South Africa is self-sufficient and only imports small quantities of deciduous fruits to fulfill niche markets or to satisfy domestic demand when supply is limited.

The Western Cape Province is the largest growing region of deciduous fruits in South Africa, accounting for 72 percent of the total growing area and production. The other growing regions include the Northern Cape (17 percent), Eastern Cape (8 percent), and less than 3 percent in the North West, Free State, Mpumalanga, and Limpopo Provinces.

Deciduous fruit is the largest sub-sector of the South African fruit industry in terms of area planted, which was 80,738 hectares in the 2017/18 MY, from 79,911 hectares in the 2016/17 MY. Table grapes (fresh and dried) accounted for 32 percent of the total area planted to deciduous fruits in the 2017/18 MY, followed by apples (30 percent), pears (15 percent), peaches (8 percent), plums (6 percent), apricots (3 percent) and nectarines (2 percent).

Taking a look at fresh table grapes and the Northern Cape:
The production of table grapes is estimated to increase by 2 percent to 315,000 MT in the 2018/19 MY, from 307,541 MT in the 2017/18 MY. This is based on the increase in area harvested, normal weather conditions and availability of irrigation water. The recovery from the drought and return to normal table grape production is expected to be in the 2018/19 MY, due to the climatically diverse growing regions in the Western Cape Province and Northern Cape Province (not impacted by the drought), increase in area under production, and the continued shift to higher yielding new varieties.

The major growing areas for table grapes are the Hex River and Berg River regions in the Western Cape Province, accounting for 54 percent of the total area planted, followed by the Orange River and Olifants River regions in the Northern Cape Province, accounting for 35 percent of the total area planted. Table grapes are normally harvested from October to May. Harvest starts in week 43 (beginning of October) in the Northern Cape Region. The Hex River valley is the last region for table grapes harvesting.
****************
GIVEN TASK A:
In the records, output the lines from the one containing "leader-line <box>295 468 298 471</box>" to the one containing "kpi-label: # Platform", both included, unchanged.
The records have no connection to the text about South African deciduous fruit.

RECORDED INFORMATION:
****************
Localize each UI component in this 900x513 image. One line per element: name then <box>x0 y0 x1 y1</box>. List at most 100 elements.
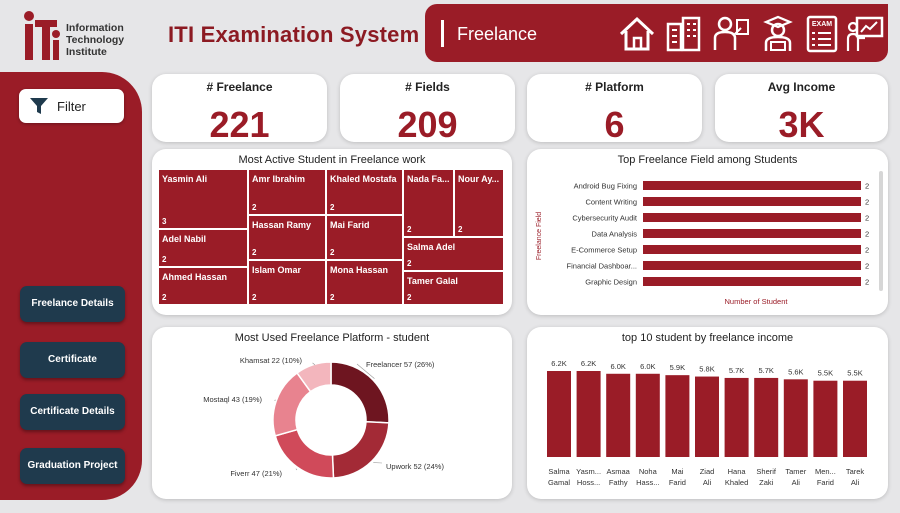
leader-line <box>295 468 298 471</box>
kpi-label: Avg Income <box>767 80 836 94</box>
platform-donut-chart: Freelancer 57 (26%) Upwork 52 (24%) Fiverr… <box>203 356 444 479</box>
donut-slice <box>330 361 390 424</box>
kpi-label: # Platform <box>585 80 644 94</box>
category-label: Asmaa <box>607 467 631 476</box>
category-label: Ali <box>792 478 801 487</box>
certificate-details-button[interactable]: Certificate Details <box>20 394 125 430</box>
panel-title: Top Freelance Field among Students <box>617 154 798 166</box>
category-label: Graphic Design <box>585 278 637 287</box>
category-label: Gamal <box>548 478 570 487</box>
kpi-value: 3K <box>778 104 825 145</box>
data-label: 2 <box>865 278 869 287</box>
scrollbar[interactable] <box>879 171 883 291</box>
data-label: 6.2K <box>551 359 566 368</box>
section-header: Freelance EXAM <box>425 4 888 62</box>
bar <box>754 377 779 457</box>
data-label: 6.0K <box>610 362 625 371</box>
bar <box>665 375 690 457</box>
category-label: Sherif <box>756 467 777 476</box>
slice-label: Fiverr 47 (21%) <box>230 469 282 478</box>
kpi-value: 221 <box>209 104 270 145</box>
treemap-panel: Most Active Student in Freelance work Ya… <box>152 149 512 315</box>
donut-slice <box>274 428 335 479</box>
iti-logo-mark <box>24 11 60 60</box>
category-label: Tarek <box>846 467 865 476</box>
category-label: Ziad <box>700 467 715 476</box>
graduation-project-button[interactable]: Graduation Project <box>20 448 125 484</box>
bar <box>635 373 660 457</box>
donut-slice <box>295 361 332 393</box>
filter-button[interactable]: Filter <box>19 89 124 123</box>
category-label: Tamer <box>785 467 806 476</box>
bar <box>547 371 571 457</box>
data-label: 2 <box>865 198 869 207</box>
category-label: Financial Dashboar... <box>567 262 637 271</box>
category-label: Mai <box>671 467 683 476</box>
data-label: 5.6K <box>788 367 803 376</box>
income-chart-panel: top 10 student by freelance income 6.2K S… <box>527 327 888 499</box>
treemap-tile[interactable]: Khaled Mostafa 2 <box>326 169 403 215</box>
data-label: 2 <box>865 230 869 239</box>
category-label: Ali <box>703 478 712 487</box>
bar <box>643 277 861 286</box>
kpi-fields-card: # Fields 209 <box>340 74 515 145</box>
category-label: Khaled <box>725 478 748 487</box>
category-label: Farid <box>817 478 834 487</box>
slice-label: Freelancer 57 (26%) <box>366 360 435 369</box>
treemap-tile[interactable]: Ahmed Hassan 2 <box>158 267 248 305</box>
data-label: 5.5K <box>818 369 833 378</box>
treemap-tile[interactable]: Tamer Galal 2 <box>403 271 504 305</box>
field-chart-panel: Top Freelance Field among Students Andro… <box>527 149 888 315</box>
bar <box>643 213 861 222</box>
bar <box>576 371 601 457</box>
leader-line <box>356 363 375 379</box>
data-label: 5.5K <box>847 369 862 378</box>
treemap-tile[interactable]: Nour Ay... 2 <box>454 169 504 237</box>
certificate-button[interactable]: Certificate <box>20 342 125 378</box>
panel-title: top 10 student by freelance income <box>621 332 794 344</box>
logo-text: Information Technology Institute <box>66 22 125 58</box>
student-icon[interactable] <box>758 14 798 54</box>
data-label: 5.9K <box>670 363 685 372</box>
iti-logo: Information Technology Institute <box>20 8 130 64</box>
bar <box>643 197 861 206</box>
field-bar-chart: Android Bug Fixing 2 Content Writing 2 Cyber… <box>536 181 869 306</box>
bar <box>724 377 749 457</box>
treemap-tile[interactable]: Adel Nabil 2 <box>158 229 248 267</box>
category-label: Farid <box>669 478 686 487</box>
panel-title: Most Used Freelance Platform - student <box>234 332 430 344</box>
buildings-icon[interactable] <box>664 14 704 54</box>
kpi-value: 209 <box>397 104 458 145</box>
divider <box>441 20 444 47</box>
exam-icon[interactable]: EXAM <box>803 14 843 54</box>
y-axis-label: Freelance Field <box>536 212 543 260</box>
x-axis-label: Number of Student <box>725 297 789 306</box>
category-label: Men... <box>815 467 836 476</box>
data-label: 6.0K <box>640 362 655 371</box>
instructor-icon[interactable] <box>711 14 751 54</box>
kpi-platform-card: # Platform 6 <box>527 74 702 145</box>
bar <box>643 245 861 254</box>
section-title: Freelance <box>457 24 538 44</box>
treemap-tile[interactable]: Salma Adel 2 <box>403 237 504 271</box>
treemap-tile[interactable]: Mai Farid 2 <box>326 215 403 260</box>
kpi-label: # Freelance <box>206 80 273 94</box>
slice-label: Khamsat 22 (10%) <box>240 356 303 365</box>
treemap-tile[interactable]: Mona Hassan 2 <box>326 260 403 305</box>
presentation-icon[interactable] <box>845 14 885 54</box>
category-label: Hoss... <box>577 478 600 487</box>
bar <box>606 373 631 457</box>
freelance-details-button[interactable]: Freelance Details <box>20 286 125 322</box>
treemap-tile[interactable]: Yasmin Ali 3 <box>158 169 248 229</box>
treemap-tile[interactable]: Hassan Ramy 2 <box>248 215 326 260</box>
bar <box>643 261 861 270</box>
bar <box>695 376 719 457</box>
category-label: E-Commerce Setup <box>571 246 637 255</box>
treemap-tile[interactable]: Amr Ibrahim 2 <box>248 169 326 215</box>
treemap-tile[interactable]: Nada Fa... 2 <box>403 169 454 237</box>
data-label: 2 <box>865 246 869 255</box>
home-icon[interactable] <box>617 14 657 54</box>
category-label: Fathy <box>609 478 628 487</box>
kpi-freelance-card: # Freelance 221 <box>152 74 327 145</box>
treemap-tile[interactable]: Islam Omar 2 <box>248 260 326 305</box>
****************
GIVEN TASK B:
In the text on South African deciduous fruit, during which months are table grapes normally harvested?

CORRECT RESULT A:
leader-line <box>295 468 298 471</box>
kpi-label: Avg Income <box>767 80 836 94</box>
platform-donut-chart: Freelancer 57 (26%) Upwork 52 (24%) Fiverr… <box>203 356 444 479</box>
donut-slice <box>330 361 390 424</box>
kpi-label: # Platform <box>585 80 644 94</box>

CORRECT RESULT B:
October to May.